▸ **Assignment**
Search the records below for the string "independent" and copy each line where it turns up.

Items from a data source

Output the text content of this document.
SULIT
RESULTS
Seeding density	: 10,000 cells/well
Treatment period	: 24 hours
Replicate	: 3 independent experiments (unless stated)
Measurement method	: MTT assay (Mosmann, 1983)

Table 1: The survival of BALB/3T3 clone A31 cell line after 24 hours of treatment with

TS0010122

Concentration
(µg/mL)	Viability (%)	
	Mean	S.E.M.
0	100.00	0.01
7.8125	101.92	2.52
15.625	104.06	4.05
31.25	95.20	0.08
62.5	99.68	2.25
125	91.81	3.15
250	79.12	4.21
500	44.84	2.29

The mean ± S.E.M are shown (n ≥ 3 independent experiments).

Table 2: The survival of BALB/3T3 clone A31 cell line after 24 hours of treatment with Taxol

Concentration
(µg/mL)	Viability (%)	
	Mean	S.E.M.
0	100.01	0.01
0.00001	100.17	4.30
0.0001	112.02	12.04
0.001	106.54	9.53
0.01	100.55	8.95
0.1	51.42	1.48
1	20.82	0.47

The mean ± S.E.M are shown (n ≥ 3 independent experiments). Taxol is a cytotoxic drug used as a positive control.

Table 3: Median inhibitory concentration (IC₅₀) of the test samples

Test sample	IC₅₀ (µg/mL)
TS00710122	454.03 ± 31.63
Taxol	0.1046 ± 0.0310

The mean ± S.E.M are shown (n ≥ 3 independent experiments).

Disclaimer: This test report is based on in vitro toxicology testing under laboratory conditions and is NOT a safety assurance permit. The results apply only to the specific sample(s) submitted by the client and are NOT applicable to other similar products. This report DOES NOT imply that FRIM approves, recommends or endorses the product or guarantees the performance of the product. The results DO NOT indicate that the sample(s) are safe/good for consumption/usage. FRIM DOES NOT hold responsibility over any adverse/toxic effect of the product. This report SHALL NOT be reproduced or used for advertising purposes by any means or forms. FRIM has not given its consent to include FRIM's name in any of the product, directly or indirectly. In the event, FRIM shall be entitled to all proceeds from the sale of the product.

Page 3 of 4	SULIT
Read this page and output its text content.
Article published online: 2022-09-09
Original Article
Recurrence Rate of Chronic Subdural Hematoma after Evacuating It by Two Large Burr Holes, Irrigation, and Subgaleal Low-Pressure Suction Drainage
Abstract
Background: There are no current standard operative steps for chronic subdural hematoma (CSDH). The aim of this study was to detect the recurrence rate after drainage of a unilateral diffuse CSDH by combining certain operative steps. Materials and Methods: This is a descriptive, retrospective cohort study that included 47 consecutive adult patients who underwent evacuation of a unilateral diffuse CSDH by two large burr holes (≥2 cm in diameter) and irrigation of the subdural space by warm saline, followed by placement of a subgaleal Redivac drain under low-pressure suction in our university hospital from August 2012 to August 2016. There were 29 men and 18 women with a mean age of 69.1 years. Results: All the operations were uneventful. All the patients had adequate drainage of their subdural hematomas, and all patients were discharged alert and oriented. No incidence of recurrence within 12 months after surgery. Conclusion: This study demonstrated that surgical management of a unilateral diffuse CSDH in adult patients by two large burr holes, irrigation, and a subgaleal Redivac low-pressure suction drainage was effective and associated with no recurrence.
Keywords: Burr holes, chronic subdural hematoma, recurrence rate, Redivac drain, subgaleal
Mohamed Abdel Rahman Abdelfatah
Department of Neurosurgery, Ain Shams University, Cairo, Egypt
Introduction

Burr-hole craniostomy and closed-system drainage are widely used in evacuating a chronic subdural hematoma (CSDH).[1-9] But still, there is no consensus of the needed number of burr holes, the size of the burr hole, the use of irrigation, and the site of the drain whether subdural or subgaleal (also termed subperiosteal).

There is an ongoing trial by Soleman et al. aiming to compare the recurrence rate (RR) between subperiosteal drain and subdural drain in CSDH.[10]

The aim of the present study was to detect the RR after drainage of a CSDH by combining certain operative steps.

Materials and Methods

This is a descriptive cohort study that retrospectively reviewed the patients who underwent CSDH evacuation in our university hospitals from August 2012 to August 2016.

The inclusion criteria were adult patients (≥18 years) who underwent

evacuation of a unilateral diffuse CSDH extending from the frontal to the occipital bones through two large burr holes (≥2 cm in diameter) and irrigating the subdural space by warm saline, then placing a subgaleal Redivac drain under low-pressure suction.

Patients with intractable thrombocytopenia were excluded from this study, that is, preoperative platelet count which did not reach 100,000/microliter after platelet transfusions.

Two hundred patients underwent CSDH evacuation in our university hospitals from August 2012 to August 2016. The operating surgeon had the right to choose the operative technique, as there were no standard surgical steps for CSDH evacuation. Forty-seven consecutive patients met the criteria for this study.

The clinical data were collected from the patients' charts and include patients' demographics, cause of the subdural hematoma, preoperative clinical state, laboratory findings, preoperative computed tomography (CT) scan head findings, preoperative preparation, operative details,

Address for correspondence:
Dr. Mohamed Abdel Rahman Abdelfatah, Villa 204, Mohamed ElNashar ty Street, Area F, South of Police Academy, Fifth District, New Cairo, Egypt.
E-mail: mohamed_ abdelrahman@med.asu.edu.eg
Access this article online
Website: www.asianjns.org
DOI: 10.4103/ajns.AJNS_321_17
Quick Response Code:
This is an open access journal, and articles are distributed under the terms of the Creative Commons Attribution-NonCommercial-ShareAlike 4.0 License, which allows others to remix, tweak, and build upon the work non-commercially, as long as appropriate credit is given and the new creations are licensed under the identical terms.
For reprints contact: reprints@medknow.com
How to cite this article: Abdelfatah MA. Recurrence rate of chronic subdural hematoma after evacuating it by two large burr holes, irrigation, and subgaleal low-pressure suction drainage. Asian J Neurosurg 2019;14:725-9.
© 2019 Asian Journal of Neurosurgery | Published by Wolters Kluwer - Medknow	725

▸ **Solution for this task**
Replicate	: 3 independent experiments (unless stated)
The mean ± S.E.M are shown (n ≥ 3 independent experiments).
The mean ± S.E.M are shown (n ≥ 3 independent experiments). Taxol is a cytotoxic drug used as a positive control.
The mean ± S.E.M are shown (n ≥ 3 independent experiments).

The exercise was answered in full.